[SELECTED EXTRACT Boundary: Start]
This guest blog was written by Lindsay Morgan of Health Systems 20/20, Broad Branch Associates.
A shift is taking place in the global health community. Pay for performance (P4P), an umbrella term for any program that transfers money or material goods conditioned on taking a measurable action or achieving a predetermined target, has been gaining currency in policy circles for years (Rena Eichler and Ruth Levine, eds., Performance Incentives for Health: Potentials and Pitfalls, Center for Global Development, 2009). But the conversation is changing.
“Questions no longer center on why (whether or not P4P should be tried),” said Rena Eichler in her opening remarks at a Global Health Council brownbag on P4P, “but rather on how programs actually work on the ground.”
Eichler, the president of Broad Branch Associates (BBA), a leader in P4P and partner on USAID’s Health Systems 20/20 project which is providing technical assistance (TA) to countries to design and implement P4P schemes, moderated the brownbag on April 28, 2011, which brought together representatives from the World Health Organization, the World Bank and various academic and research organizations to discuss lessons and challenges in implementing P4P programs in three sub-Saharan African countries.
As well as providing incentives, P4P aims to enable individuals to act on their intrinsic motivation by providing, for example, increased supervision, support and empowerment to health facilities and managers. Where P4P is being tried, the evidence strongly suggests it can have a significant and rapid effect on utilization of essential health services.
The Democratic Republic of Congo (DRC), Senegal and Mozambique are at different stages of program development, and the genesis of the concept also differs between countries.
The DRC has some of the earliest experiences with P4P in sub-Saharan Africa. As Natasha Hsi, a program manager with Health Systems 20/20, explained, the P4P landscape in the DRC has been chaotic, with a plethora of donors implementing their own schemes in different parts of the country — some of which date back nearly a decade. Until recently, there was little coordination with the ministry of health, but that is changing: P4P has been incorporated into the MOH’s application for a Round 9 Global Fund grant, which is providing an opportunity for the MOH to take the reins of P4P.
In Mozambique, which is still in the early stages of design, the impetus for P4P originated with the donors, who were keen to see more bang for their development bucks. The MOH, however, is engaged in the design process and, according to Catherine Connor of Abt Associates and deputy director of the Health Systems 20/20 project, “they are asking all the right questions: Who will sustain this? Will increased volume hurt quality? Will individual incentives harm teamwork and equity? This is a country that is cautious and we are respecting that caution.”
By contrast, in Senegal, whose P4P pilot will launch this summer, interest in the concept came after the MOH visited Rwanda, in a trip to understand fiscal management in the health sector, and was impressed with the P4P reform. Desire to improve health results and inspiration from the Rwanda trip led the MOH to seek help to design its own program.
[SELECTED EXTRACT Boundary: End]
[STUDY MATERIAL Boundary: Start]
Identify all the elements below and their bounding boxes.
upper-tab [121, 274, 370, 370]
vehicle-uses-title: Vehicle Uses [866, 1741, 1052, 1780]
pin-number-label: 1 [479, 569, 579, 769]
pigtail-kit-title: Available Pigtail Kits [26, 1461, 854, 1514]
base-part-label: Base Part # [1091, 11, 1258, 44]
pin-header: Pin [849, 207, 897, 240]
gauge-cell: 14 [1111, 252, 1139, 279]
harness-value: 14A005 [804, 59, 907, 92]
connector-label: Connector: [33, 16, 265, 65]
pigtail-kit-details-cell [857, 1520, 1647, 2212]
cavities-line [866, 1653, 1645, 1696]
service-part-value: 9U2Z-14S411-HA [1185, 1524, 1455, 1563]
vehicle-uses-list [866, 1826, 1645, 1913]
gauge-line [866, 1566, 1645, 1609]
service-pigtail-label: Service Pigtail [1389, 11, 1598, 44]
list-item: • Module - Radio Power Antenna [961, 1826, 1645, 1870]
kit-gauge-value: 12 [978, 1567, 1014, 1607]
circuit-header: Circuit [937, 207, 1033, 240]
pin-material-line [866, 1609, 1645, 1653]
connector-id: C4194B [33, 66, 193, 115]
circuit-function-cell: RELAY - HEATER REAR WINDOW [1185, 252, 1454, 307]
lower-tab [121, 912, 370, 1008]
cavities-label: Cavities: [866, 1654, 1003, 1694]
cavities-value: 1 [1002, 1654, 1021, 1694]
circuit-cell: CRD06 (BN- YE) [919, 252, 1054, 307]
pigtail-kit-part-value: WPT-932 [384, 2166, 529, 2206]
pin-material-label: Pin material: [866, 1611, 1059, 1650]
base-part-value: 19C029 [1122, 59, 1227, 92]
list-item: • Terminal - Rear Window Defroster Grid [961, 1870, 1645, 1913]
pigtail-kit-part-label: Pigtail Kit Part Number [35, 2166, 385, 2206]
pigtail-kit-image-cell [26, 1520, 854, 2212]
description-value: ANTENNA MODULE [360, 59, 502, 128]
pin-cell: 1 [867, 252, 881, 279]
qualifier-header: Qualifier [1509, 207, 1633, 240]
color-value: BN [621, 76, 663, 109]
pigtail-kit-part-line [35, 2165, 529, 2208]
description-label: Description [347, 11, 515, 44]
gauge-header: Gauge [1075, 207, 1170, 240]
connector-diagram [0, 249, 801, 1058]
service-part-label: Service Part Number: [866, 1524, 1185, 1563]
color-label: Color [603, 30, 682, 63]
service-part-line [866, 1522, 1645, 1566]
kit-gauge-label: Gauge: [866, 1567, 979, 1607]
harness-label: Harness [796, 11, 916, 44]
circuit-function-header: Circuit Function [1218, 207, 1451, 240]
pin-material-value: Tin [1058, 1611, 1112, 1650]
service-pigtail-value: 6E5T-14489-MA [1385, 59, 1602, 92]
[STUDY MATERIAL Boundary: End]
**WORK INSTRUCTION A**. According to the blog post on pay for performance, on what date was the Global Health Council brownbag held?
**WORK INSTRUCTION B**. List the three sub-Saharan African countries whose pay for performance programs the blog post on pay for performance discusses.
**WORK INSTRUCTION C**. Continue the blog post on pay for performance from its last sentence.
The material comes from a separate source, not from the blog post.

**TASK OUTPUT A**. April 28, 2011

**TASK OUTPUT B**.
- The Democratic Republic of Congo (DRC)
- Senegal
- Mozambique

**TASK OUTPUT C**.
The presentation sparked several questions.
Q: Does rewarding certain services lead to a neglect of other important services?
Connor said this is indeed a risk, but it is mitigated by insisting that health facilities monitor all indicators, not only those linked to incentive payments. Alex Ergo, senior health economist with BBA, said that the same will be done in Senegal. Moreover, P4P is not a static system: “It is a process of revision,” he said. Though gaming the system is always possible, P4P programs, including the one in Senegal, are establishing robust verification mechanisms to detect cheating, with penalties for those caught.
Q: What’s the role of community health workers?
In Senegal, community health workers are among those health workers eligible to receive an incentive, among other cadres, including lab technicians, and even cleaners.
Q: How will P4P programs be sustained when donor funding dries up?
Connor said that P4P can simply become a new and better way for donors to channel development assistance in many low-income countries where it is likely that donors will remain engaged for the next 15-20 years, as long as there is commitment from the government. Eichler noted that the cost of incentives is relatively small in most P4P programs. “The big money is in setting up the systems and the TA,” she said. “It is not hard to imagine a country shifting some of their own funding for incentives if there is an appetite for P4P and evidence that it can make a difference.” Ergo also added that engaging a wide range of stakeholders beyond the ministry of health and channeling money through existing national systems (such as health insurance schemes) are critical for generating buy-in for the concept and ensuring sustainability.
Q: Will P4P succeed when health systems in so many countries remain dysfunctional?
“P4P is not a magic bullet,” said Ergo. “It’s only part of the solution. It helps to strengthen parts of the health system that have not been well addressed in the past. The hope is that it can bring in dynamic that may help improve things over time.”
With P4P programs in over 20 sub-Saharan African countries, there will be many experiences to learn from in the years ahead.